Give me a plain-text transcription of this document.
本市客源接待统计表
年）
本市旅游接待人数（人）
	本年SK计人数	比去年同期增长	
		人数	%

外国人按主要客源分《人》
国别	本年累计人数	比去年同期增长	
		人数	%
___
**PROBLEM REQUIREMENTS:**
Please repeat all the records above exactly as they appear.

**FULL RESPONSE:**
Give me a plain-text transcription of this document.
本市客源接待统计表
年）
本市旅游接待人数（人）
	本年SK计人数	比去年同期增长	
		人数	%

外国人按主要客源分《人》
国别	本年累计人数	比去年同期增长	
		人数	%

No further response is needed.